• [TASK INSTRUCTIONS] In the film review, where were Anderson's two scenes shot?

### SOURCE TEXT ###

COUNSELOR AT CRIME offers one bit of interesting trivia that tangentially connects it to THE GODFATHER: it's one of the very few movie appearances of Native American activist Sacheen Littlefeather, best known for taking the stage at the 1973 Oscars to refuse Marlon Brando's GODFATHER Oscar for him, and seen here in a brief bit as a hooker. Beyond that, it also offers one of the most low-key performances of Milian's career, a real surprise considering his string of flamboyantly over-the-top psycho characters in Umberto Lenzi classics like ALMOST HUMAN (1974) and ROME ARMED TO THE TEETH (1976). Rabal is dubbed by the gruff Ed Mannix but definitely looks the part as the arrogant, untrustworthy Garofalo, and Balsam is a solid pro as the stern and paternal Don Antonio, and while he may not ooze the charismatic charm of Brando's Vito Corleone, it's superb casting, and De Martino even lets him take part in some action sequences and shootouts. Balsam was in the early years of a relentlessly busy decade that found the Oscar-winning actor (1965's A THOUSAND CLOWNS) alternating between supporting roles in A-list Hollywood projects (SUMMER WISHES WINTER DREAMS, THE TAKING OF PELHAM ONE TWO THREE, MURDER ON THE ORIENT EXPRESS, ALL THE PRESIDENT'S MEN) and starring roles in Italian crime films (CONFESSIONS OF A POLICE CAPTAIN, CHRONICLE OF A HOMICIDE, MEET HIM AND DIE, DEATH RAGE), and his presence here definitely helps sell the idea of making it look like an American gangster movie, and he fares much better than the miscast Anderson, whose two scenes were actually shot inside Santa Fe State Prison, complete with several inmates in the chow line turning to look straight into the camera.

### DATA ###

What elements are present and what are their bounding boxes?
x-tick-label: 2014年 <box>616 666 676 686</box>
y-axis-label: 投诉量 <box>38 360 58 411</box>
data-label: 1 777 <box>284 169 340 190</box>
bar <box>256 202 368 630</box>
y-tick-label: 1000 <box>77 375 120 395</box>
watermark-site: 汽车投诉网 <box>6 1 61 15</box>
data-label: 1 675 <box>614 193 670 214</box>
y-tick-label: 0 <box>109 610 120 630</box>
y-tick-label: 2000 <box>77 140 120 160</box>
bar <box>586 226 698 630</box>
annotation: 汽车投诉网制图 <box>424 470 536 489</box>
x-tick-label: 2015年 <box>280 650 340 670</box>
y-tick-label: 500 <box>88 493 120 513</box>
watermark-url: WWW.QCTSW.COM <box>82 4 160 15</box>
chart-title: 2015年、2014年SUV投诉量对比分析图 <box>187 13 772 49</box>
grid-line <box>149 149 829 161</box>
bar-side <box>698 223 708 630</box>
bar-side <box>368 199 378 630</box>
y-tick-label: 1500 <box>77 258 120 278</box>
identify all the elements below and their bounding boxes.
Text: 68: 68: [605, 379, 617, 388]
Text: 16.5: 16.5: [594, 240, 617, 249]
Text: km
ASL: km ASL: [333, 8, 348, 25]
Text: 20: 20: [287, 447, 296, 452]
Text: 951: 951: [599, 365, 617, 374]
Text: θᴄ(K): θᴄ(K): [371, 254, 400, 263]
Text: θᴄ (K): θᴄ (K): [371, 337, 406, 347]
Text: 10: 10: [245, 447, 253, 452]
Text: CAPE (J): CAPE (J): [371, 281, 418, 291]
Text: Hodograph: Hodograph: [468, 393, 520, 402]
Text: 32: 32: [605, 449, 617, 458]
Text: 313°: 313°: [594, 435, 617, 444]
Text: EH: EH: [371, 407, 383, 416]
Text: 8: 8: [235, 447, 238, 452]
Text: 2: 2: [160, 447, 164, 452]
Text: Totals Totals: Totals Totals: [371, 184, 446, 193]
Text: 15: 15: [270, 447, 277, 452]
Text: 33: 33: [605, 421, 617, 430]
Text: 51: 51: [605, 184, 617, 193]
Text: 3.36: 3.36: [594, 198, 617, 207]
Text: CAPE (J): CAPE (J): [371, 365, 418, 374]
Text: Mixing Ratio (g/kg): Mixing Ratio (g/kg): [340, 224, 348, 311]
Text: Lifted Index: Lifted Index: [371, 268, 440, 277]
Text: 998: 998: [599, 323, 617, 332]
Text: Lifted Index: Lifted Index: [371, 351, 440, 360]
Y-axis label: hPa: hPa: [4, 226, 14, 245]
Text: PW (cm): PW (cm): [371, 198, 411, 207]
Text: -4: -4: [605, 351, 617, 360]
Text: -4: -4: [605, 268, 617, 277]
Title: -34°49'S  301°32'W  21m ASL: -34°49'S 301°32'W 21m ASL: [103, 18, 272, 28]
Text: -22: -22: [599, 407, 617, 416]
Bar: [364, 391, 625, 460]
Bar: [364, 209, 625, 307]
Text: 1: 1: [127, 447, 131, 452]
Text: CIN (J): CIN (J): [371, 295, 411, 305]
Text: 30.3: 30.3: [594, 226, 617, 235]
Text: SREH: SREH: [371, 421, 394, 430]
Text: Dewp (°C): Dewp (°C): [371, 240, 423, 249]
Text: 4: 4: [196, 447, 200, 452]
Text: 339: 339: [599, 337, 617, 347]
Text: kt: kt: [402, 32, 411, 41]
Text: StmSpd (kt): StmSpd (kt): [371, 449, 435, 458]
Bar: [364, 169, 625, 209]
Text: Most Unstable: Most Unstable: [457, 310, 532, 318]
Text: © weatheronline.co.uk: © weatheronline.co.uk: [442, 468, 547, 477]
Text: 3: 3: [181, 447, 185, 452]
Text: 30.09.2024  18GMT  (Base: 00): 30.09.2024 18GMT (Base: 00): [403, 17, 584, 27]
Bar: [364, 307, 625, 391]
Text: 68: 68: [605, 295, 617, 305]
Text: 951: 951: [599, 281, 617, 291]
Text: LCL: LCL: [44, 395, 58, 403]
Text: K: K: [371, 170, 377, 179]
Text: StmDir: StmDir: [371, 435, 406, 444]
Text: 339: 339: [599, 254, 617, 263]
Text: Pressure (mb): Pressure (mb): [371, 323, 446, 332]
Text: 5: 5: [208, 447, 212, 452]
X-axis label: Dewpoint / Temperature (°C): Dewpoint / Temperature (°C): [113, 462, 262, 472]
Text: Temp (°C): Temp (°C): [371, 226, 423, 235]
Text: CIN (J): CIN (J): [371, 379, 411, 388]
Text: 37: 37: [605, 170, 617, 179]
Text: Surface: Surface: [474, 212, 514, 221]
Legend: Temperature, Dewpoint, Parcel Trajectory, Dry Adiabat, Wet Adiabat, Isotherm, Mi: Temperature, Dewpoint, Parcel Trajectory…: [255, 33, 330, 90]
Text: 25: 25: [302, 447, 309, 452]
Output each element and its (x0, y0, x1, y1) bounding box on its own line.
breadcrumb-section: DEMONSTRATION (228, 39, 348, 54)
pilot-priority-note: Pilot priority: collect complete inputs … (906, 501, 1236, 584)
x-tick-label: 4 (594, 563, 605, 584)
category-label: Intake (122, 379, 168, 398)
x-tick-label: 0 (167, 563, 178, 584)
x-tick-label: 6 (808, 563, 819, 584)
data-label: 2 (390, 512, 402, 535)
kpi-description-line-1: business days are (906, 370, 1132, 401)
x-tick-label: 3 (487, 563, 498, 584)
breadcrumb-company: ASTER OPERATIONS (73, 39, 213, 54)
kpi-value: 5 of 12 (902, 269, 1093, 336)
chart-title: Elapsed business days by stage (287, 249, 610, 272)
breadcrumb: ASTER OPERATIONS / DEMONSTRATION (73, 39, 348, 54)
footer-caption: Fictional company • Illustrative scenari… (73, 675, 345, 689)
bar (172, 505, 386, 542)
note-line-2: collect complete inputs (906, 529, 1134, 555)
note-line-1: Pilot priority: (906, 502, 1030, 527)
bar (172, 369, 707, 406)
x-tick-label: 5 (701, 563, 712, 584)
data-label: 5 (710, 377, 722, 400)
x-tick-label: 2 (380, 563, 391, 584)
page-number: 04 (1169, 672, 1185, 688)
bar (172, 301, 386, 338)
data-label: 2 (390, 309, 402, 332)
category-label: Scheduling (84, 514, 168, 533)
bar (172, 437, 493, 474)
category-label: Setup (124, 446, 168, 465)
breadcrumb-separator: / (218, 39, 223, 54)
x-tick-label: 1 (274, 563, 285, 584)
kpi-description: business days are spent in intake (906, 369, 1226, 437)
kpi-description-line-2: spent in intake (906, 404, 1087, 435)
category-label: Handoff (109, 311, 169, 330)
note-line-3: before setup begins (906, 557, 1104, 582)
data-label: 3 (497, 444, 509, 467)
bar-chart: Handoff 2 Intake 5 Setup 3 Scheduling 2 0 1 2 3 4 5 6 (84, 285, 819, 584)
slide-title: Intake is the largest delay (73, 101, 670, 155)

###

• [WRITTEN RESPONSE] Inside Santa Fe State Prison.